++++ Material supplied ++++
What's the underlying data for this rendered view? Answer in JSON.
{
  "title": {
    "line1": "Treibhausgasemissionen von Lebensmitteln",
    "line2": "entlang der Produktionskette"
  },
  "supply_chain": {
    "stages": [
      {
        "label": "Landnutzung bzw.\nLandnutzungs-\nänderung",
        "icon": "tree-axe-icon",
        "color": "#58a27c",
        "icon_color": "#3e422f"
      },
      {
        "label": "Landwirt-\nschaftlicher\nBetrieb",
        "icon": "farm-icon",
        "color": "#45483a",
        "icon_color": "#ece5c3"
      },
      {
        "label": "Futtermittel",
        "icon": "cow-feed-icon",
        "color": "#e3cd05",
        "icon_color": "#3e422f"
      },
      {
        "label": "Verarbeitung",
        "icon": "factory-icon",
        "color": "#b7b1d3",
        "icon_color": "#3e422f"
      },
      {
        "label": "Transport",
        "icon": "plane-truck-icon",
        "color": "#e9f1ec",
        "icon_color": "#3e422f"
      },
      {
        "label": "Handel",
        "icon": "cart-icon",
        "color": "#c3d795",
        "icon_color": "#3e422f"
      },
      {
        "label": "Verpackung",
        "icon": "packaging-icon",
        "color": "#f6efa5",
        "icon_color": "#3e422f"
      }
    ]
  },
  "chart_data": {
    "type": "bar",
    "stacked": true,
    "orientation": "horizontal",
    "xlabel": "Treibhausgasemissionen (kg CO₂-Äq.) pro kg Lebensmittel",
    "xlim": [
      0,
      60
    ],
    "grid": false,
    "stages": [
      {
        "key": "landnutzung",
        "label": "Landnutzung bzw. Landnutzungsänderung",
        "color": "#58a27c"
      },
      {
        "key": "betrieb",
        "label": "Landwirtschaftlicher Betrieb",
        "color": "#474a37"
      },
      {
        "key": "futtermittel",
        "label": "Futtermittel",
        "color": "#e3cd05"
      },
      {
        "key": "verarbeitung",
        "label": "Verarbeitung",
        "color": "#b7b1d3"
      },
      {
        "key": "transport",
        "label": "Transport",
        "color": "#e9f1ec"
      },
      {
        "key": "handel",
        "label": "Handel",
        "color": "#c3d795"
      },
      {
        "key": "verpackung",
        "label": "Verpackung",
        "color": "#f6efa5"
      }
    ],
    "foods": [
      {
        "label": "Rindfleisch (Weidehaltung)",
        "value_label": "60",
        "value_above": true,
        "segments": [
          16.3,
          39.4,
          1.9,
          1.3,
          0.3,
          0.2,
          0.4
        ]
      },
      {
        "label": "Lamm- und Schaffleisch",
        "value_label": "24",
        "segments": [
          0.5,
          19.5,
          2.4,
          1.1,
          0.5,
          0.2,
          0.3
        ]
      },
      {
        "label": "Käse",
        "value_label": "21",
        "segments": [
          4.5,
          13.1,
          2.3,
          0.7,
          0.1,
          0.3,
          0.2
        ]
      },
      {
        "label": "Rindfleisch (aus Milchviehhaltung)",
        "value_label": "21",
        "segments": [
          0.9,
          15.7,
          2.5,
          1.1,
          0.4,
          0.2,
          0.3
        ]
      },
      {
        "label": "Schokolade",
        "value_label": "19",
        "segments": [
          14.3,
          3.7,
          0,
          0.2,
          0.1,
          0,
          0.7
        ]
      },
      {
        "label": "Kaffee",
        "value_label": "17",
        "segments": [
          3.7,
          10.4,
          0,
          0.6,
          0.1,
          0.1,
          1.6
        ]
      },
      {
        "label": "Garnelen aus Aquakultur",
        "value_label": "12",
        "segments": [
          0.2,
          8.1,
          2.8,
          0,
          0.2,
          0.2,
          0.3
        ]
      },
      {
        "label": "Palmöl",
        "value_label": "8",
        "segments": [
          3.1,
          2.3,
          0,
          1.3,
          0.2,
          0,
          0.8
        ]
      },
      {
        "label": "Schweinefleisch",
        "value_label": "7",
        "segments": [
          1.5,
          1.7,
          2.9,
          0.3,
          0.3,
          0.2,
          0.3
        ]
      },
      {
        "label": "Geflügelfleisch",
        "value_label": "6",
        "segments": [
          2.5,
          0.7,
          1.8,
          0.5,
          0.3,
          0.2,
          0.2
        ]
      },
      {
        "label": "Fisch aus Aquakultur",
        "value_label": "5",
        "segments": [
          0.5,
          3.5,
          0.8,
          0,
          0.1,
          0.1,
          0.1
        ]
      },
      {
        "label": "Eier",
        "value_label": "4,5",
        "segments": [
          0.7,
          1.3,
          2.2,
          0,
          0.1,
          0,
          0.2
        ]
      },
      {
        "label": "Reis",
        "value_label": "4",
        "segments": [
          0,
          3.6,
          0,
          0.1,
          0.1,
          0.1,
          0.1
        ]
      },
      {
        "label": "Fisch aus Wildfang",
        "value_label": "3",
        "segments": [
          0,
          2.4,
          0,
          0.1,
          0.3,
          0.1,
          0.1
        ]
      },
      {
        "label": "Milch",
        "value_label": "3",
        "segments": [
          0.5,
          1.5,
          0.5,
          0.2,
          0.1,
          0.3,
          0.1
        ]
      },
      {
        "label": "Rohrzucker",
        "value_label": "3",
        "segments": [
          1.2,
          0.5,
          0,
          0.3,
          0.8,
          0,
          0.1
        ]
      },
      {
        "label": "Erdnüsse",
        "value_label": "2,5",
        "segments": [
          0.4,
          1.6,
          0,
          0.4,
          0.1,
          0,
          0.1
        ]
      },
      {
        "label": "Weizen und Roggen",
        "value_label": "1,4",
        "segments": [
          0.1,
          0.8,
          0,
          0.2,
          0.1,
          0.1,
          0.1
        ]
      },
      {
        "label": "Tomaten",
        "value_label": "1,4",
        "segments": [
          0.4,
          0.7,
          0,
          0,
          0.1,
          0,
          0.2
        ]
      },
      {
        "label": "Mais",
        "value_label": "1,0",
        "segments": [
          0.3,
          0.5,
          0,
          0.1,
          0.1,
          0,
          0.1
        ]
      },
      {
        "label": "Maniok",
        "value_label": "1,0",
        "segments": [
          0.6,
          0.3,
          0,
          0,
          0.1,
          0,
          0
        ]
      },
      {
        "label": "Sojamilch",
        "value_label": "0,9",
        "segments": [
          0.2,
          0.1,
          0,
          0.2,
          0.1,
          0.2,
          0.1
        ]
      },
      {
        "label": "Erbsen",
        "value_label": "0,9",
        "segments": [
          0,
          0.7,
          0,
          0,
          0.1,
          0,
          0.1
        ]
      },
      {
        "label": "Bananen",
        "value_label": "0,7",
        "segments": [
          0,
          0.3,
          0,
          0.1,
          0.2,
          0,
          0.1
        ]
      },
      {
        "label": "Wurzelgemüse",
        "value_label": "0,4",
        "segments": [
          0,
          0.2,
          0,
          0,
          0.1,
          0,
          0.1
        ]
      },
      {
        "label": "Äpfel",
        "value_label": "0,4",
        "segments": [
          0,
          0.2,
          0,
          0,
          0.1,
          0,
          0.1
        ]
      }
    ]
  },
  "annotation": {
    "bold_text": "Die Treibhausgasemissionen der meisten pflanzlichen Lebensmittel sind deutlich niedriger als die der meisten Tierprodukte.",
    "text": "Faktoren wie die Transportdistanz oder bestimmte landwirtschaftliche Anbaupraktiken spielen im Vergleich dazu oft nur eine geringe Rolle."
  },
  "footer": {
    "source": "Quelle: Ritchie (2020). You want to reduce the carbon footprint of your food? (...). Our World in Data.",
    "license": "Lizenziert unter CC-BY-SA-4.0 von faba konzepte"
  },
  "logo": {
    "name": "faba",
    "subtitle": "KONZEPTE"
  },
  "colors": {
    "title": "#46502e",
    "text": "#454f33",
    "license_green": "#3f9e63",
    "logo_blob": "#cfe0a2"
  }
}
++++
*Exercise directions*:
Repeat the data precisely, line by line.

*Solution for this exercise*:
What's the underlying data for this rendered view? Answer in JSON.
{
  "title": {
    "line1": "Treibhausgasemissionen von Lebensmitteln",
    "line2": "entlang der Produktionskette"
  },
  "supply_chain": {
    "stages": [
      {
        "label": "Landnutzung bzw.\nLandnutzungs-\nänderung",
        "icon": "tree-axe-icon",
        "color": "#58a27c",
        "icon_color": "#3e422f"
      },
      {
        "label": "Landwirt-\nschaftlicher\nBetrieb",
        "icon": "farm-icon",
        "color": "#45483a",
        "icon_color": "#ece5c3"
      },
      {
        "label": "Futtermittel",
        "icon": "cow-feed-icon",
        "color": "#e3cd05",
        "icon_color": "#3e422f"
      },
      {
        "label": "Verarbeitung",
        "icon": "factory-icon",
        "color": "#b7b1d3",
        "icon_color": "#3e422f"
      },
      {
        "label": "Transport",
        "icon": "plane-truck-icon",
        "color": "#e9f1ec",
        "icon_color": "#3e422f"
      },
      {
        "label": "Handel",
        "icon": "cart-icon",
        "color": "#c3d795",
        "icon_color": "#3e422f"
      },
      {
        "label": "Verpackung",
        "icon": "packaging-icon",
        "color": "#f6efa5",
        "icon_color": "#3e422f"
      }
    ]
  },
  "chart_data": {
    "type": "bar",
    "stacked": true,
    "orientation": "horizontal",
    "xlabel": "Treibhausgasemissionen (kg CO₂-Äq.) pro kg Lebensmittel",
    "xlim": [
      0,
      60
    ],
    "grid": false,
    "stages": [
      {
        "key": "landnutzung",
        "label": "Landnutzung bzw. Landnutzungsänderung",
        "color": "#58a27c"
      },
      {
        "key": "betrieb",
        "label": "Landwirtschaftlicher Betrieb",
        "color": "#474a37"
      },
      {
        "key": "futtermittel",
        "label": "Futtermittel",
        "color": "#e3cd05"
      },
      {
        "key": "verarbeitung",
        "label": "Verarbeitung",
        "color": "#b7b1d3"
      },
      {
        "key": "transport",
        "label": "Transport",
        "color": "#e9f1ec"
      },
      {
        "key": "handel",
        "label": "Handel",
        "color": "#c3d795"
      },
      {
        "key": "verpackung",
        "label": "Verpackung",
        "color": "#f6efa5"
      }
    ],
    "foods": [
      {
        "label": "Rindfleisch (Weidehaltung)",
        "value_label": "60",
        "value_above": true,
        "segments": [
          16.3,
          39.4,
          1.9,
          1.3,
          0.3,
          0.2,
          0.4
        ]
      },
      {
        "label": "Lamm- und Schaffleisch",
        "value_label": "24",
        "segments": [
          0.5,
          19.5,
          2.4,
          1.1,
          0.5,
          0.2,
          0.3
        ]
      },
      {
        "label": "Käse",
        "value_label": "21",
        "segments": [
          4.5,
          13.1,
          2.3,
          0.7,
          0.1,
          0.3,
          0.2
        ]
      },
      {
        "label": "Rindfleisch (aus Milchviehhaltung)",
        "value_label": "21",
        "segments": [
          0.9,
          15.7,
          2.5,
          1.1,
          0.4,
          0.2,
          0.3
        ]
      },
      {
        "label": "Schokolade",
        "value_label": "19",
        "segments": [
          14.3,
          3.7,
          0,
          0.2,
          0.1,
          0,
          0.7
        ]
      },
      {
        "label": "Kaffee",
        "value_label": "17",
        "segments": [
          3.7,
          10.4,
          0,
          0.6,
          0.1,
          0.1,
          1.6
        ]
      },
      {
        "label": "Garnelen aus Aquakultur",
        "value_label": "12",
        "segments": [
          0.2,
          8.1,
          2.8,
          0,
          0.2,
          0.2,
          0.3
        ]
      },
      {
        "label": "Palmöl",
        "value_label": "8",
        "segments": [
          3.1,
          2.3,
          0,
          1.3,
          0.2,
          0,
          0.8
        ]
      },
      {
        "label": "Schweinefleisch",
        "value_label": "7",
        "segments": [
          1.5,
          1.7,
          2.9,
          0.3,
          0.3,
          0.2,
          0.3
        ]
      },
      {
        "label": "Geflügelfleisch",
        "value_label": "6",
        "segments": [
          2.5,
          0.7,
          1.8,
          0.5,
          0.3,
          0.2,
          0.2
        ]
      },
      {
        "label": "Fisch aus Aquakultur",
        "value_label": "5",
        "segments": [
          0.5,
          3.5,
          0.8,
          0,
          0.1,
          0.1,
          0.1
        ]
      },
      {
        "label": "Eier",
        "value_label": "4,5",
        "segments": [
          0.7,
          1.3,
          2.2,
          0,
          0.1,
          0,
          0.2
        ]
      },
      {
        "label": "Reis",
        "value_label": "4",
        "segments": [
          0,
          3.6,
          0,
          0.1,
          0.1,
          0.1,
          0.1
        ]
      },
      {
        "label": "Fisch aus Wildfang",
        "value_label": "3",
        "segments": [
          0,
          2.4,
          0,
          0.1,
          0.3,
          0.1,
          0.1
        ]
      },
      {
        "label": "Milch",
        "value_label": "3",
        "segments": [
          0.5,
          1.5,
          0.5,
          0.2,
          0.1,
          0.3,
          0.1
        ]
      },
      {
        "label": "Rohrzucker",
        "value_label": "3",
        "segments": [
          1.2,
          0.5,
          0,
          0.3,
          0.8,
          0,
          0.1
        ]
      },
      {
        "label": "Erdnüsse",
        "value_label": "2,5",
        "segments": [
          0.4,
          1.6,
          0,
          0.4,
          0.1,
          0,
          0.1
        ]
      },
      {
        "label": "Weizen und Roggen",
        "value_label": "1,4",
        "segments": [
          0.1,
          0.8,
          0,
          0.2,
          0.1,
          0.1,
          0.1
        ]
      },
      {
        "label": "Tomaten",
        "value_label": "1,4",
        "segments": [
          0.4,
          0.7,
          0,
          0,
          0.1,
          0,
          0.2
        ]
      },
      {
        "label": "Mais",
        "value_label": "1,0",
        "segments": [
          0.3,
          0.5,
          0,
          0.1,
          0.1,
          0,
          0.1
        ]
      },
      {
        "label": "Maniok",
        "value_label": "1,0",
        "segments": [
          0.6,
          0.3,
          0,
          0,
          0.1,
          0,
          0
        ]
      },
      {
        "label": "Sojamilch",
        "value_label": "0,9",
        "segments": [
          0.2,
          0.1,
          0,
          0.2,
          0.1,
          0.2,
          0.1
        ]
      },
      {
        "label": "Erbsen",
        "value_label": "0,9",
        "segments": [
          0,
          0.7,
          0,
          0,
          0.1,
          0,
          0.1
        ]
      },
      {
        "label": "Bananen",
        "value_label": "0,7",
        "segments": [
          0,
          0.3,
          0,
          0.1,
          0.2,
          0,
          0.1
        ]
      },
      {
        "label": "Wurzelgemüse",
        "value_label": "0,4",
        "segments": [
          0,
          0.2,
          0,
          0,
          0.1,
          0,
          0.1
        ]
      },
      {
        "label": "Äpfel",
        "value_label": "0,4",
        "segments": [
          0,
          0.2,
          0,
          0,
          0.1,
          0,
          0.1
        ]
      }
    ]
  },
  "annotation": {
    "bold_text": "Die Treibhausgasemissionen der meisten pflanzlichen Lebensmittel sind deutlich niedriger als die der meisten Tierprodukte.",
    "text": "Faktoren wie die Transportdistanz oder bestimmte landwirtschaftliche Anbaupraktiken spielen im Vergleich dazu oft nur eine geringe Rolle."
  },
  "footer": {
    "source": "Quelle: Ritchie (2020). You want to reduce the carbon footprint of your food? (...). Our World in Data.",
    "license": "Lizenziert unter CC-BY-SA-4.0 von faba konzepte"
  },
  "logo": {
    "name": "faba",
    "subtitle": "KONZEPTE"
  },
  "colors": {
    "title": "#46502e",
    "text": "#454f33",
    "license_green": "#3f9e63",
    "logo_blob": "#cfe0a2"
  }
}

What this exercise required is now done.